◆ Prompt
Quote the listing in full, exactly as given, minus any pictures.

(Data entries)
|---|
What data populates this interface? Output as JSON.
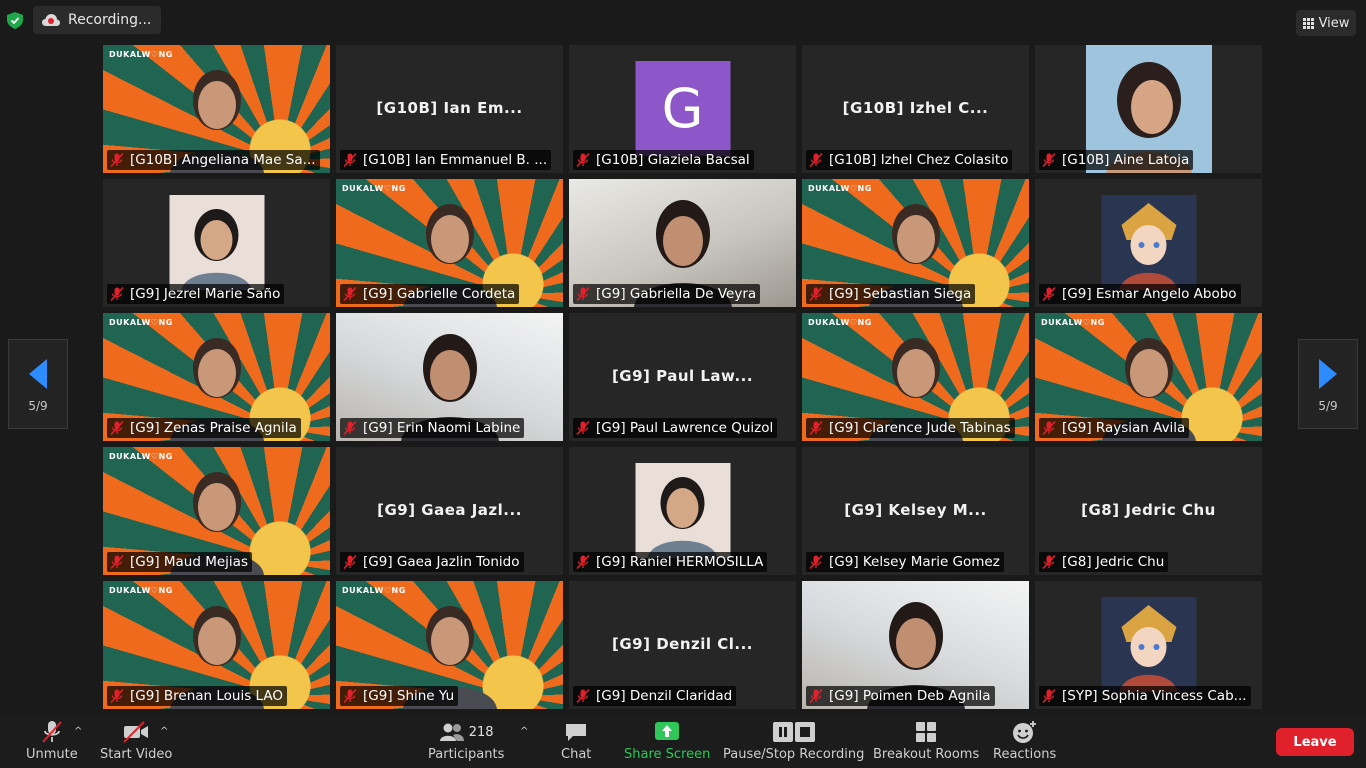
{
  "status": {
    "recording_label": "Recording...",
    "view_label": "View"
  },
  "pagination": {
    "left": "5/9",
    "right": "5/9"
  },
  "tiles": [
    {
      "name": "[G10B] Angeliana Mae Sa...",
      "kind": "banner"
    },
    {
      "name": "[G10B] Ian Emmanuel B. ...",
      "kind": "name",
      "center": "[G10B] Ian Em..."
    },
    {
      "name": "[G10B] Glaziela Bacsal",
      "kind": "avatar",
      "letter": "G"
    },
    {
      "name": "[G10B] Izhel Chez Colasito",
      "kind": "name",
      "center": "[G10B] Izhel C..."
    },
    {
      "name": "[G10B] Aine Latoja",
      "kind": "photo"
    },
    {
      "name": "[G9] Jezrel Marie Saño",
      "kind": "photo-small"
    },
    {
      "name": "[G9] Gabrielle Cordeta",
      "kind": "banner"
    },
    {
      "name": "[G9] Gabriella De Veyra",
      "kind": "room"
    },
    {
      "name": "[G9] Sebastian Siega",
      "kind": "banner"
    },
    {
      "name": "[G9] Esmar Angelo Abobo",
      "kind": "anime"
    },
    {
      "name": "[G9] Zenas Praise Agnila",
      "kind": "banner"
    },
    {
      "name": "[G9] Erin Naomi Labine",
      "kind": "room2"
    },
    {
      "name": "[G9] Paul Lawrence Quizol",
      "kind": "name",
      "center": "[G9] Paul Law..."
    },
    {
      "name": "[G9] Clarence Jude Tabinas",
      "kind": "banner"
    },
    {
      "name": "[G9] Raysian Avila",
      "kind": "banner"
    },
    {
      "name": "[G9] Maud Mejias",
      "kind": "banner"
    },
    {
      "name": "[G9] Gaea Jazlin Tonido",
      "kind": "name",
      "center": "[G9] Gaea Jazl..."
    },
    {
      "name": "[G9] Raniel HERMOSILLA",
      "kind": "photo-small"
    },
    {
      "name": "[G9] Kelsey Marie Gomez",
      "kind": "name",
      "center": "[G9] Kelsey M..."
    },
    {
      "name": "[G8] Jedric Chu",
      "kind": "name",
      "center": "[G8] Jedric Chu"
    },
    {
      "name": "[G9] Brenan Louis LAO",
      "kind": "banner"
    },
    {
      "name": "[G9] Shine Yu",
      "kind": "banner"
    },
    {
      "name": "[G9] Denzil Claridad",
      "kind": "name",
      "center": "[G9] Denzil Cl..."
    },
    {
      "name": "[G9] Poimen Deb Agnila",
      "kind": "room2"
    },
    {
      "name": "[SYP] Sophia Vincess Cab...",
      "kind": "anime"
    }
  ],
  "banner_logo": "DUKALW♡NG",
  "toolbar": {
    "unmute": "Unmute",
    "start_video": "Start Video",
    "participants": "Participants",
    "participant_count": "218",
    "chat": "Chat",
    "share_screen": "Share Screen",
    "pause_recording": "Pause/Stop Recording",
    "breakout_rooms": "Breakout Rooms",
    "reactions": "Reactions",
    "leave": "Leave"
  },
  "colors": {
    "leave": "#e0212b",
    "share_screen": "#30c75a",
    "arrow": "#2d8cff",
    "muted_mic": "#e0212b",
    "avatar": "#8d57c9"
  }
}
|---|
◆ Answer to this exercise
What data populates this interface? Output as JSON.
{
  "status": {
    "recording_label": "Recording...",
    "view_label": "View"
  },
  "pagination": {
    "left": "5/9",
    "right": "5/9"
  },
  "tiles": [
    {
      "name": "[G10B] Angeliana Mae Sa...",
      "kind": "banner"
    },
    {
      "name": "[G10B] Ian Emmanuel B. ...",
      "kind": "name",
      "center": "[G10B] Ian Em..."
    },
    {
      "name": "[G10B] Glaziela Bacsal",
      "kind": "avatar",
      "letter": "G"
    },
    {
      "name": "[G10B] Izhel Chez Colasito",
      "kind": "name",
      "center": "[G10B] Izhel C..."
    },
    {
      "name": "[G10B] Aine Latoja",
      "kind": "photo"
    },
    {
      "name": "[G9] Jezrel Marie Saño",
      "kind": "photo-small"
    },
    {
      "name": "[G9] Gabrielle Cordeta",
      "kind": "banner"
    },
    {
      "name": "[G9] Gabriella De Veyra",
      "kind": "room"
    },
    {
      "name": "[G9] Sebastian Siega",
      "kind": "banner"
    },
    {
      "name": "[G9] Esmar Angelo Abobo",
      "kind": "anime"
    },
    {
      "name": "[G9] Zenas Praise Agnila",
      "kind": "banner"
    },
    {
      "name": "[G9] Erin Naomi Labine",
      "kind": "room2"
    },
    {
      "name": "[G9] Paul Lawrence Quizol",
      "kind": "name",
      "center": "[G9] Paul Law..."
    },
    {
      "name": "[G9] Clarence Jude Tabinas",
      "kind": "banner"
    },
    {
      "name": "[G9] Raysian Avila",
      "kind": "banner"
    },
    {
      "name": "[G9] Maud Mejias",
      "kind": "banner"
    },
    {
      "name": "[G9] Gaea Jazlin Tonido",
      "kind": "name",
      "center": "[G9] Gaea Jazl..."
    },
    {
      "name": "[G9] Raniel HERMOSILLA",
      "kind": "photo-small"
    },
    {
      "name": "[G9] Kelsey Marie Gomez",
      "kind": "name",
      "center": "[G9] Kelsey M..."
    },
    {
      "name": "[G8] Jedric Chu",
      "kind": "name",
      "center": "[G8] Jedric Chu"
    },
    {
      "name": "[G9] Brenan Louis LAO",
      "kind": "banner"
    },
    {
      "name": "[G9] Shine Yu",
      "kind": "banner"
    },
    {
      "name": "[G9] Denzil Claridad",
      "kind": "name",
      "center": "[G9] Denzil Cl..."
    },
    {
      "name": "[G9] Poimen Deb Agnila",
      "kind": "room2"
    },
    {
      "name": "[SYP] Sophia Vincess Cab...",
      "kind": "anime"
    }
  ],
  "banner_logo": "DUKALW♡NG",
  "toolbar": {
    "unmute": "Unmute",
    "start_video": "Start Video",
    "participants": "Participants",
    "participant_count": "218",
    "chat": "Chat",
    "share_screen": "Share Screen",
    "pause_recording": "Pause/Stop Recording",
    "breakout_rooms": "Breakout Rooms",
    "reactions": "Reactions",
    "leave": "Leave"
  },
  "colors": {
    "leave": "#e0212b",
    "share_screen": "#30c75a",
    "arrow": "#2d8cff",
    "muted_mic": "#e0212b",
    "avatar": "#8d57c9"
  }
}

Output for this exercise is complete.